* INPUT ROWS

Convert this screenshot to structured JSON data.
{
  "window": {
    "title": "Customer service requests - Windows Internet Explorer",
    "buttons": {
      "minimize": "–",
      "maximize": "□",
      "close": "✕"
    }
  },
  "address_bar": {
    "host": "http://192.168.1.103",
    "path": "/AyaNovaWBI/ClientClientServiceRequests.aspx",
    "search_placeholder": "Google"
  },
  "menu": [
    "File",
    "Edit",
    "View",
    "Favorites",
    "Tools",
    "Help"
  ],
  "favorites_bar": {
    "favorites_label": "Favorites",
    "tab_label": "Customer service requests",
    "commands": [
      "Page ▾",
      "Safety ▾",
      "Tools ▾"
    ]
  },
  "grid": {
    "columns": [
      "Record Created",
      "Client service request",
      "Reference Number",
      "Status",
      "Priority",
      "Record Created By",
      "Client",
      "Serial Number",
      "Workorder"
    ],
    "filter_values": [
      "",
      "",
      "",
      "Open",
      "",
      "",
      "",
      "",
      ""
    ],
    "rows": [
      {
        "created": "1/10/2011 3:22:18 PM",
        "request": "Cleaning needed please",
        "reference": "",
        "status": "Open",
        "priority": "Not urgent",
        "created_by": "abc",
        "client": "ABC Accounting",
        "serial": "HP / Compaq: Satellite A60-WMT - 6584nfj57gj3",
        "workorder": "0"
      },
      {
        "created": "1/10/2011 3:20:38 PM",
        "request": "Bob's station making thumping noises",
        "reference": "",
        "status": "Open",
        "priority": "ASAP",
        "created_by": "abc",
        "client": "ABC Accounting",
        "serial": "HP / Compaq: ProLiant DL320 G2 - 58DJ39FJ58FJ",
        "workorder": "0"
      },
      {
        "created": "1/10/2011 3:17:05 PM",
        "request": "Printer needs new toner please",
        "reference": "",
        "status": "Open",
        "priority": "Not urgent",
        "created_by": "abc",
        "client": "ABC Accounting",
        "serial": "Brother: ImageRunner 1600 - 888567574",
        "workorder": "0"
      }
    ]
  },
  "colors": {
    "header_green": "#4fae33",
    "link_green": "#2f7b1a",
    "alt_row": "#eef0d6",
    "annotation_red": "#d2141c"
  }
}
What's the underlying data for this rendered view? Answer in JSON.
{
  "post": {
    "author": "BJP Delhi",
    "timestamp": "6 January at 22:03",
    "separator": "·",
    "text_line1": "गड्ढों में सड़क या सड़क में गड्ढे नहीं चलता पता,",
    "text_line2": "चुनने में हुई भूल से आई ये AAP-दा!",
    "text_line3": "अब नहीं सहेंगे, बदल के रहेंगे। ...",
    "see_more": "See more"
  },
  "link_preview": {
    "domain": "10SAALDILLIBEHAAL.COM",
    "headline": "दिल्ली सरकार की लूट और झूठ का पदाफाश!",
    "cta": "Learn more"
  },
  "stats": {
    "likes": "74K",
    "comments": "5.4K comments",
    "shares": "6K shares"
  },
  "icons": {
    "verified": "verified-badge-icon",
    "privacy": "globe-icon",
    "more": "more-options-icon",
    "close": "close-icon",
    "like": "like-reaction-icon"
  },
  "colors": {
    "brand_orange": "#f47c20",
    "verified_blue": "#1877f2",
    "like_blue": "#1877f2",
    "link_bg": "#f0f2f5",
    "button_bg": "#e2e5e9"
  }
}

* TASK INSTRUCTIONS
Give the number of lines in the entries that include the string "please", and nothing more.

* RESPONSE TO THE TASK
2